■ TEXTE:
===============
C’est un dossier qui alimente fortement la chronique ces derniers temps à Coyah. Plus de 80 anciens étudiants de l’Institut de Santé Ben Sékou Sylla ont porté plainte contre les responsables de l’établissement devant le Tribunal de première instance (TPI) de Coyah pour escroquerie, faux et usage de faux.
Maître Salif Beyavogui, avocat des plaignants, affirme détenir toutes les preuves de corruption et de délivrance de faux diplômes.
« Si, dès le départ, l’Institut leur avait clairement signifié les véritables conditions d’études et d’obtention du diplôme, sans mettre l’accent en premier lieu sur l’aspect financier, je suis convaincu que mes clients se seraient réorientés vers d’autres établissements pour obtenir de vrais diplômes. Nous avons des documents, des preuves et même des enregistrements. Ils ont tenté de nier les faits, mais ils se sont contredits », soutient l’avocat.
De son côté, Maître Amadou Oury Diallo, conseil de l’Institut de Santé Ben Sékou Sylla, rejette catégoriquement ces accusations et parle d’un acharnement contre ses clients.
===============
■ EXERCICE 1: Renvoyez à l'identique le passage du texte sur la plainte des anciens étudiants qui va de « De son côté, Maître » jusqu'à « contre ses clients. ».
■ EXERCICE 2: Rédigez la suite du texte sur la plainte des anciens étudiants en reprenant après sa dernière phrase.

Entrées de données recueillies
===============
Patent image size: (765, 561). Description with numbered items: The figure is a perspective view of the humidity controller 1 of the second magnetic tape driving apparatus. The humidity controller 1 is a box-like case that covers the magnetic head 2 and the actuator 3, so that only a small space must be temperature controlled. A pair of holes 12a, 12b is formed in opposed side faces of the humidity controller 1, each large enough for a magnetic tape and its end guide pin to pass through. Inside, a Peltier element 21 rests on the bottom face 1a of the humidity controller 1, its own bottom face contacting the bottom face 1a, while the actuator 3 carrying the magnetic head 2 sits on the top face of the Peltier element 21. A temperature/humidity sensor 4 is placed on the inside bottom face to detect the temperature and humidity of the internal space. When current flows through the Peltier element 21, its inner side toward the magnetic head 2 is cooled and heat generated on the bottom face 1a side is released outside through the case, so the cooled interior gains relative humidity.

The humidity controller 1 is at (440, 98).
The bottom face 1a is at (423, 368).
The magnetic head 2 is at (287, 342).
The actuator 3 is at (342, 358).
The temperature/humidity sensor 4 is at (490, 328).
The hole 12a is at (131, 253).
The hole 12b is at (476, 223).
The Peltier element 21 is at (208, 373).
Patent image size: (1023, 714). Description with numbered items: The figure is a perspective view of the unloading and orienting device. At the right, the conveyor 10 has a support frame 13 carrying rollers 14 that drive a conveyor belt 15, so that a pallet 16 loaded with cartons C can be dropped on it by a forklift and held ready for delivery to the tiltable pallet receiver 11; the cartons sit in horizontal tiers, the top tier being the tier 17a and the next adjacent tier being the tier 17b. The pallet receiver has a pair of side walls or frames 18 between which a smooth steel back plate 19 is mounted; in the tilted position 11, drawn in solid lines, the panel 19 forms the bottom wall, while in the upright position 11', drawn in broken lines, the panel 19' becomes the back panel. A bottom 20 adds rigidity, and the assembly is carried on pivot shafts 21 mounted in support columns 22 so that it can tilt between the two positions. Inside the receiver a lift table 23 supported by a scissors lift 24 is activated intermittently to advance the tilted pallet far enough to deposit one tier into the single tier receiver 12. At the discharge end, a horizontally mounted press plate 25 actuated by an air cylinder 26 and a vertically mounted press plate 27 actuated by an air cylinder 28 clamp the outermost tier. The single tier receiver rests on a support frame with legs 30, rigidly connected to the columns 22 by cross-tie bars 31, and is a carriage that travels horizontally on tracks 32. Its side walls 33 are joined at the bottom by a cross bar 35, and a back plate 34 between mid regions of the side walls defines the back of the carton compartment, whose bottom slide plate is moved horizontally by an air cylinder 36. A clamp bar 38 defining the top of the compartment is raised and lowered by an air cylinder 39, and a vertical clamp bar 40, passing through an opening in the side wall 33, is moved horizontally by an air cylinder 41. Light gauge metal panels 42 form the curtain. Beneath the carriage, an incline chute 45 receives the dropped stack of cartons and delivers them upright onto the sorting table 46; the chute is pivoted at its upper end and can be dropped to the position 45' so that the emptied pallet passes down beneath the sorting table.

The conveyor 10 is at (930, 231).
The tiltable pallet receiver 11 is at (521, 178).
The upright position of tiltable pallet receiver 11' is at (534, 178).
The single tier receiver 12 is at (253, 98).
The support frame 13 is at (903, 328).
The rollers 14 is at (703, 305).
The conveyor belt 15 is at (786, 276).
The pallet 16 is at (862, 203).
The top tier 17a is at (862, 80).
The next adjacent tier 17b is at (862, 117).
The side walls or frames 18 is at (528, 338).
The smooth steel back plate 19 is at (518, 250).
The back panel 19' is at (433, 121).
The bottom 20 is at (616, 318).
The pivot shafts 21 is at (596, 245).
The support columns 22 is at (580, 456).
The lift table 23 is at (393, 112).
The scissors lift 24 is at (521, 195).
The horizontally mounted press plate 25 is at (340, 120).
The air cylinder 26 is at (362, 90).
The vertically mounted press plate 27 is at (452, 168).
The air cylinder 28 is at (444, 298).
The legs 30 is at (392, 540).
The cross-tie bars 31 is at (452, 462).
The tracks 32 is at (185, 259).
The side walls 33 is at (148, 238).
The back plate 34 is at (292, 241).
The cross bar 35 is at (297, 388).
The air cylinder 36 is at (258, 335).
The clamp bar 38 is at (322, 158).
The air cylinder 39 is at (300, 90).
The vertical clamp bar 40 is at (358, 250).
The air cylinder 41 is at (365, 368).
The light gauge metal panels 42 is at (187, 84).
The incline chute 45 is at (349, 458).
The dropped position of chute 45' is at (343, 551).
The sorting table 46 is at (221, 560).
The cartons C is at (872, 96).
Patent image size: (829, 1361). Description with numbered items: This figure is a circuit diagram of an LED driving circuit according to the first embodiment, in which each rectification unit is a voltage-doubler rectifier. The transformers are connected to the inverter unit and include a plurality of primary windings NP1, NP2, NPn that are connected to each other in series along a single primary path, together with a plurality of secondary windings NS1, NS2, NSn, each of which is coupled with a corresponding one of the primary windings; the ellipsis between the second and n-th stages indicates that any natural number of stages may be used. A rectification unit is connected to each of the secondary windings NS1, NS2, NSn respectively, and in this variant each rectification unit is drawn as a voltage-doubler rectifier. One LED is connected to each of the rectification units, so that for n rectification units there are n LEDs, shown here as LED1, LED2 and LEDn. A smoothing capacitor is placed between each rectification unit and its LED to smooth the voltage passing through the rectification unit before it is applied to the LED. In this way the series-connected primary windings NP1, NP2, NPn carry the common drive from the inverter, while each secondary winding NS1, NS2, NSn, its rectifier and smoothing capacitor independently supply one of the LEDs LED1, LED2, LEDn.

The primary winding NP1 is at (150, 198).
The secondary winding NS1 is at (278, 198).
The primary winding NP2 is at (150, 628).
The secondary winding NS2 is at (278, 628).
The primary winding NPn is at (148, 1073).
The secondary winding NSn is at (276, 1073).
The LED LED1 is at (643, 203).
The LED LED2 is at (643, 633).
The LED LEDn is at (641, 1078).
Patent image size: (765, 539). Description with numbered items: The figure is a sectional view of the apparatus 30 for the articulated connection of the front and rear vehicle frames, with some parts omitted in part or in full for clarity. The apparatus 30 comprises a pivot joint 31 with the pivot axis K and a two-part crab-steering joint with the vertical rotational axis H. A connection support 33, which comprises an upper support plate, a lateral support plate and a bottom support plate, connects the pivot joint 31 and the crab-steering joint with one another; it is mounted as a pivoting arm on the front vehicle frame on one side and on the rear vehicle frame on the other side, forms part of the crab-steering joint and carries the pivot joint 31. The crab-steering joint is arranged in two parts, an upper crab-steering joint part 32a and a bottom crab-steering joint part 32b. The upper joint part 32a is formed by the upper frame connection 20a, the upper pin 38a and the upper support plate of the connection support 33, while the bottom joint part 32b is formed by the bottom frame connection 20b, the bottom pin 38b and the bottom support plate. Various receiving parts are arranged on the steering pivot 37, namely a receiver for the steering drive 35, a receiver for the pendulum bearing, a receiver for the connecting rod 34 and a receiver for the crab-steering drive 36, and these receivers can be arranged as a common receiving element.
===============
■ VOTRE RÉPONSE 1:
De son côté, Maître Amadou Oury Diallo, conseil de l’Institut de Santé Ben Sékou Sylla, rejette catégoriquement ces accusations et parle d’un acharnement contre ses clients.

■ VOTRE RÉPONSE 2:
« Les infractions reprochées à nos clients ne sont pas constituées. Elles ne sont pas établies. On ne peut pas poursuivre un établissement scolaire agréé depuis 2011, qui a formé plusieurs générations d’étudiants et de promotions, pour escroquerie et usage de faux. Cet acharnement s’explique simplement par le fait que certains n’ont pas obtenu leur diplôme. Or, il n’est pas de la responsabilité de l’établissement de délivrer un diplôme à des candidats qui n’ont pas été admis à l’examen national », a-t-il déclaré.
Les anciens étudiants de l’Institut de Santé Ben Sékou Sylla de Coyah réclament, coûte que coûte, leurs diplômes de fin de formation ou, à défaut, le remboursement de toutes les dépenses engagées au cours des trois dernières années de scolarité.
Le procès a été renvoyé au 10 février prochain pour la suite des débats.